» Brief: Output only the count of lines that contain "from".

Stored entries
====================

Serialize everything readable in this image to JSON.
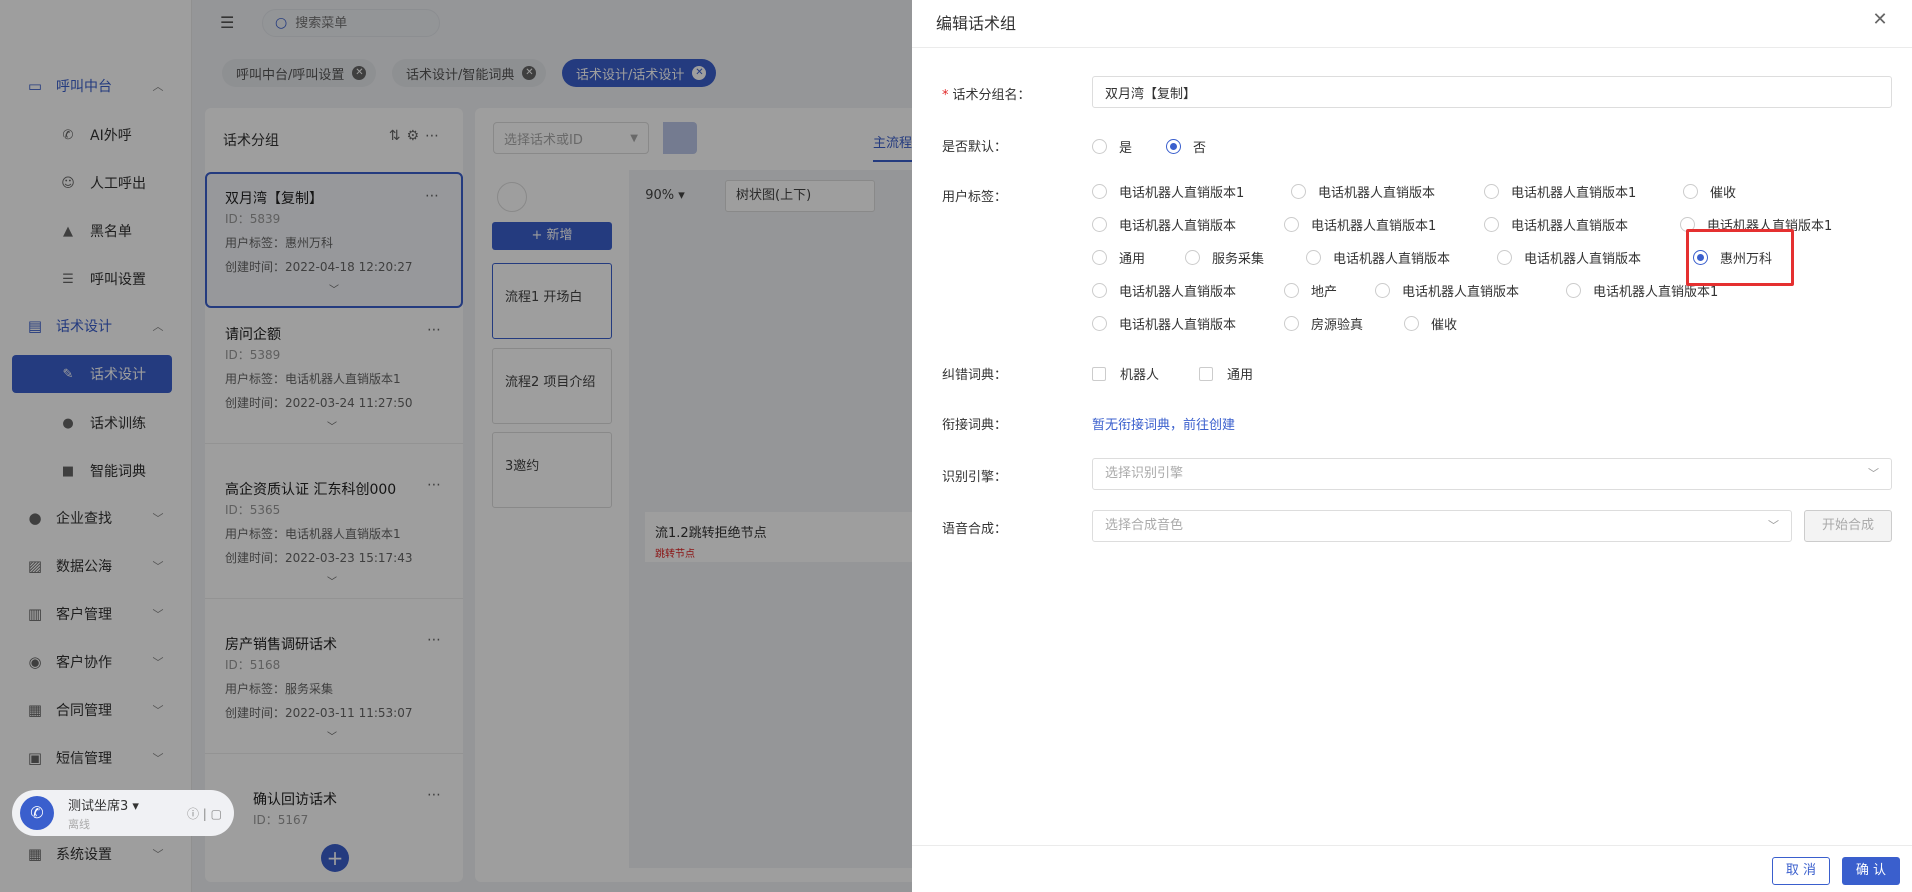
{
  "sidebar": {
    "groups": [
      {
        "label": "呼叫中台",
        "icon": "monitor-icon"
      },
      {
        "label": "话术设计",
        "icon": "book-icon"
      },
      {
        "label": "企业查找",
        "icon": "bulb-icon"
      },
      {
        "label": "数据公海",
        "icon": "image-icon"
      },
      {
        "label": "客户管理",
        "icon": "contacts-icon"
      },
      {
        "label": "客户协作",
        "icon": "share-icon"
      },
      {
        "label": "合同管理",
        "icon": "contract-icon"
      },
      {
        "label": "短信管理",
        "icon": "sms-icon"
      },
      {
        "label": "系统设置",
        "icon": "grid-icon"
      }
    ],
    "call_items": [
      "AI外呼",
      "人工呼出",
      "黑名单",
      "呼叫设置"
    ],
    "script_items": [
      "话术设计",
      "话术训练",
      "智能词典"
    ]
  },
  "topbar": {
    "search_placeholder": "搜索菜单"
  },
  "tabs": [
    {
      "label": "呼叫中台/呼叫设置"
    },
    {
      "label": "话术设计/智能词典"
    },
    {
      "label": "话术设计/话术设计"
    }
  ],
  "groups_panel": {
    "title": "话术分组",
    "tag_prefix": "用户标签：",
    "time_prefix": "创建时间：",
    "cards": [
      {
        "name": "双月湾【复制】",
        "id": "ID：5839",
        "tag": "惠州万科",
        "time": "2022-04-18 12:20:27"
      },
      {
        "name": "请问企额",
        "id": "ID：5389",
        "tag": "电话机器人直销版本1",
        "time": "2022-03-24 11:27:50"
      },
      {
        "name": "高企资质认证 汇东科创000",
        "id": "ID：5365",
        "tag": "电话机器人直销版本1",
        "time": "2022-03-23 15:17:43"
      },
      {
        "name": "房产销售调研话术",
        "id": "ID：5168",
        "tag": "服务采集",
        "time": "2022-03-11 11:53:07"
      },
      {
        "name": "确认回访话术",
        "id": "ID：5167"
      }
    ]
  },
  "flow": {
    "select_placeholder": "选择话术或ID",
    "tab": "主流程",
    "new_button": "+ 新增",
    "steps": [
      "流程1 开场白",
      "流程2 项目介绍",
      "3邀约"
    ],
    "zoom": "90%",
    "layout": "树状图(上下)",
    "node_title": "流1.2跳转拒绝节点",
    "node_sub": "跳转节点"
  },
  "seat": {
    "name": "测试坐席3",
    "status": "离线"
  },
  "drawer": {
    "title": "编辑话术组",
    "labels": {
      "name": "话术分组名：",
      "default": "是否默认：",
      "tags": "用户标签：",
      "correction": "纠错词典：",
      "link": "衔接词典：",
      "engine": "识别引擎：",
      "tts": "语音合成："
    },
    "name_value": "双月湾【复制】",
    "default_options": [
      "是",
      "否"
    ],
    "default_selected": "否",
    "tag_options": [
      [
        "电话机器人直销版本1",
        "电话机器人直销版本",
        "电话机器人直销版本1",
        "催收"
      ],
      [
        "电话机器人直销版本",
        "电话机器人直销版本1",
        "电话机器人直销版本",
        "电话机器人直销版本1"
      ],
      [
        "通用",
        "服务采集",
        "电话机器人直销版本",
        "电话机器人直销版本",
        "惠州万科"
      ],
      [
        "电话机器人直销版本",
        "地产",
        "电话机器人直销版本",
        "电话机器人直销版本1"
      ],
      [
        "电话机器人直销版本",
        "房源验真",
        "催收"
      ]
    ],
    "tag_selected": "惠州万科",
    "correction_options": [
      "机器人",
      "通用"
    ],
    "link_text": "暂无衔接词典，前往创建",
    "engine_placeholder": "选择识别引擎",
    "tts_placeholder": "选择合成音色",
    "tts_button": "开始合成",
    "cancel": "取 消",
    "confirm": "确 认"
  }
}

====================

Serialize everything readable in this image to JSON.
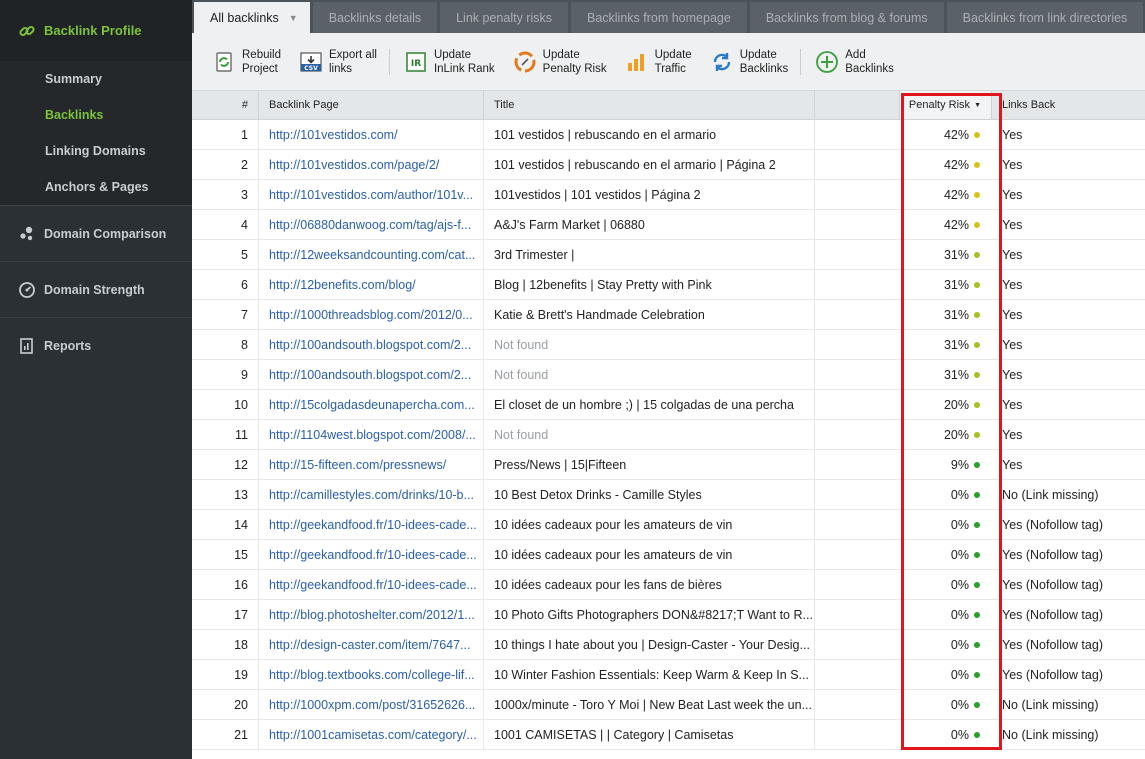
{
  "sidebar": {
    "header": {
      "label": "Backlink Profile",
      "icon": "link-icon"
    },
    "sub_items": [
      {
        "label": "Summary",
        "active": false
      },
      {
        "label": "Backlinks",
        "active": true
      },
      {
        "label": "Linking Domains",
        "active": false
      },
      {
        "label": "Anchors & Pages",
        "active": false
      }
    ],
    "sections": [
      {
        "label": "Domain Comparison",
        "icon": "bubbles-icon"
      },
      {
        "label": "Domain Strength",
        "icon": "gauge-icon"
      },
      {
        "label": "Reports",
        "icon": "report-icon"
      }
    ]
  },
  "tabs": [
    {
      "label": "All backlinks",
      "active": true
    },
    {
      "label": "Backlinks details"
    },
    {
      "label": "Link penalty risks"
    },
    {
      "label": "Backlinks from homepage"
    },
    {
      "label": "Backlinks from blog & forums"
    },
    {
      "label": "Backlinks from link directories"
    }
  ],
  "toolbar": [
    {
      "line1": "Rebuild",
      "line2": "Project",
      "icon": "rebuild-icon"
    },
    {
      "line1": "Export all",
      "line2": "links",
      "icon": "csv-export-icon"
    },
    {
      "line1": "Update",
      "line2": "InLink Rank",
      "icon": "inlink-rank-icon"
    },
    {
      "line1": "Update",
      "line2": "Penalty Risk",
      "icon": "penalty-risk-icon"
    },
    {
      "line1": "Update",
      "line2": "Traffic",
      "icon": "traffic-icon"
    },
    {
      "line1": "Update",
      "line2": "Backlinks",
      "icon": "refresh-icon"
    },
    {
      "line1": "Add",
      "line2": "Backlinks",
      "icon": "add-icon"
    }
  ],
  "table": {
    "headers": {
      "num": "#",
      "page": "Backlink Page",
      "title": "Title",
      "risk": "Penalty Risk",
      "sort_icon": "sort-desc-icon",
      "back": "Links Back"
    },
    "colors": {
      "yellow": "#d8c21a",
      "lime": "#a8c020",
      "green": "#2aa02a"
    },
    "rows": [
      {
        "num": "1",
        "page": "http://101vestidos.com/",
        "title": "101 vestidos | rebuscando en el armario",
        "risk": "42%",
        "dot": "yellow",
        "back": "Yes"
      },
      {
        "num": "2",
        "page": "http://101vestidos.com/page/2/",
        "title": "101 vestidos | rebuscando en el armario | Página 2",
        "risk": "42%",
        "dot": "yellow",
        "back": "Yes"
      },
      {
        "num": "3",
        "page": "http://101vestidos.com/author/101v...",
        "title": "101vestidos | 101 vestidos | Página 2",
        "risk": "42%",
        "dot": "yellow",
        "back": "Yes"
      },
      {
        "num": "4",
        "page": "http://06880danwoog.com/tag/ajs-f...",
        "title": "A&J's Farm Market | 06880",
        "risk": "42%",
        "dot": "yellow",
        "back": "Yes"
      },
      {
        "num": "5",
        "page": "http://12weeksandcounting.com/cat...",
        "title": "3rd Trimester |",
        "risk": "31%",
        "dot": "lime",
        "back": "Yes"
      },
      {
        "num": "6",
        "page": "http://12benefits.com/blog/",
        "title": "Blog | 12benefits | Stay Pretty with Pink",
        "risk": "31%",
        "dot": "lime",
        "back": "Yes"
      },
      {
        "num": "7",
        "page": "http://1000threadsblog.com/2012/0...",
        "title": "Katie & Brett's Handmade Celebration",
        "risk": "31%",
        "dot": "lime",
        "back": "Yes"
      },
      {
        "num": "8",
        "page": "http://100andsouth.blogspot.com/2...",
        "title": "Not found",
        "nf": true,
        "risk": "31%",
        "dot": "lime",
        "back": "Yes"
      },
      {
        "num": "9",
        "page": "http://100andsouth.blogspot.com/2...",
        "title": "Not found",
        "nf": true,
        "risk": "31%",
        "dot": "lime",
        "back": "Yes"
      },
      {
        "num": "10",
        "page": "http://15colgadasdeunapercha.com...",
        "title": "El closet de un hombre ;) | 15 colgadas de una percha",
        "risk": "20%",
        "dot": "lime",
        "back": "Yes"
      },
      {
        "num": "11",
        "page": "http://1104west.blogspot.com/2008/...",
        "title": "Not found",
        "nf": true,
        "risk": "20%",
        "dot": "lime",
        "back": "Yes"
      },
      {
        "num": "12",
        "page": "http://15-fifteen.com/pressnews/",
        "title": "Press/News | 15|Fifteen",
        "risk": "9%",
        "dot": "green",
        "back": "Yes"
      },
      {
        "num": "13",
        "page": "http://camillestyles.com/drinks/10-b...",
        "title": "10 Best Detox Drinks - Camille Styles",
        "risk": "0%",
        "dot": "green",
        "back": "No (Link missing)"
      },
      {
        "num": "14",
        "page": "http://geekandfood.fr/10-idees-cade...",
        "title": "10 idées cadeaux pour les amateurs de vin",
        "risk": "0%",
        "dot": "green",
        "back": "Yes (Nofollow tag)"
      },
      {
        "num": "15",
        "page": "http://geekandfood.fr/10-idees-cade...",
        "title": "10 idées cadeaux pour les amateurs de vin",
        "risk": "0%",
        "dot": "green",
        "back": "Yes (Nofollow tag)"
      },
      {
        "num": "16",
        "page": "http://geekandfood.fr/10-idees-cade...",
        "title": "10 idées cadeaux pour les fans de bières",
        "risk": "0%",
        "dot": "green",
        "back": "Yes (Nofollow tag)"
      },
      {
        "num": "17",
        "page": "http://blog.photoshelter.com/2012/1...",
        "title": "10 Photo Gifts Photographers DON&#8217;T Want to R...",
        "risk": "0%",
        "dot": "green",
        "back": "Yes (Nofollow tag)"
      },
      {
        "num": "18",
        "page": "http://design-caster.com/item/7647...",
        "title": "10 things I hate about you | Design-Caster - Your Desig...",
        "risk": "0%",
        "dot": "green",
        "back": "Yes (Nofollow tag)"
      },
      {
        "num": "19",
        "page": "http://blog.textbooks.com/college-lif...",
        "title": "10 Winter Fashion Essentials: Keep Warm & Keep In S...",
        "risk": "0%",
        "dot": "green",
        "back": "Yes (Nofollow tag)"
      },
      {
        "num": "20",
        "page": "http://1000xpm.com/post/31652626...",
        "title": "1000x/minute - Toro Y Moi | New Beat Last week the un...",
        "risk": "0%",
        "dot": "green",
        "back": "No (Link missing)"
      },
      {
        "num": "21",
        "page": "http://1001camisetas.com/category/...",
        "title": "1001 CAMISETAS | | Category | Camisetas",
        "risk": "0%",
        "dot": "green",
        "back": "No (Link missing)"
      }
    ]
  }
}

====================

» In response: 3